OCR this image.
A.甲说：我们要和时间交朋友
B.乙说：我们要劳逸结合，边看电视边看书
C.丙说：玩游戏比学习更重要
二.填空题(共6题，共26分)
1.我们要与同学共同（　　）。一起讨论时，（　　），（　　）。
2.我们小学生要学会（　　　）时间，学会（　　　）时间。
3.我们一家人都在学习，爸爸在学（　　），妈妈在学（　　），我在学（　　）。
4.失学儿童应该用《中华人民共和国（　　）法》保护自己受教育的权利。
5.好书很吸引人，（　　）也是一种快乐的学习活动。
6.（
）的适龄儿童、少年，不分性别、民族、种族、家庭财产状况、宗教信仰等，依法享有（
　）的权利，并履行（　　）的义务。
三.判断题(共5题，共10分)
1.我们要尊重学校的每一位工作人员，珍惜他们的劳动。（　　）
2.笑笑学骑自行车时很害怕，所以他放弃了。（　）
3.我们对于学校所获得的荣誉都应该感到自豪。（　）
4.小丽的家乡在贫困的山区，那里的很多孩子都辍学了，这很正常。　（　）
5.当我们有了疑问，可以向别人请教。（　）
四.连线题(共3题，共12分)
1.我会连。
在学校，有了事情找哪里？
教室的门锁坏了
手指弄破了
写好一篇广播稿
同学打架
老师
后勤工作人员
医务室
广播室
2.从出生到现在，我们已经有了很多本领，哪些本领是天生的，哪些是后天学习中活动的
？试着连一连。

________________________________________

Copy each entry exactly, with nothing added or dropped.

■ Solution to the problem ■
OCR this image.
A.甲说：我们要和时间交朋友
B.乙说：我们要劳逸结合，边看电视边看书
C.丙说：玩游戏比学习更重要
二.填空题(共6题，共26分)
1.我们要与同学共同（　　）。一起讨论时，（　　），（　　）。
2.我们小学生要学会（　　　）时间，学会（　　　）时间。
3.我们一家人都在学习，爸爸在学（　　），妈妈在学（　　），我在学（　　）。
4.失学儿童应该用《中华人民共和国（　　）法》保护自己受教育的权利。
5.好书很吸引人，（　　）也是一种快乐的学习活动。
6.（
）的适龄儿童、少年，不分性别、民族、种族、家庭财产状况、宗教信仰等，依法享有（
　）的权利，并履行（　　）的义务。
三.判断题(共5题，共10分)
1.我们要尊重学校的每一位工作人员，珍惜他们的劳动。（　　）
2.笑笑学骑自行车时很害怕，所以他放弃了。（　）
3.我们对于学校所获得的荣誉都应该感到自豪。（　）
4.小丽的家乡在贫困的山区，那里的很多孩子都辍学了，这很正常。　（　）
5.当我们有了疑问，可以向别人请教。（　）
四.连线题(共3题，共12分)
1.我会连。
在学校，有了事情找哪里？
教室的门锁坏了
手指弄破了
写好一篇广播稿
同学打架
老师
后勤工作人员
医务室
广播室
2.从出生到现在，我们已经有了很多本领，哪些本领是天生的，哪些是后天学习中活动的
？试着连一连。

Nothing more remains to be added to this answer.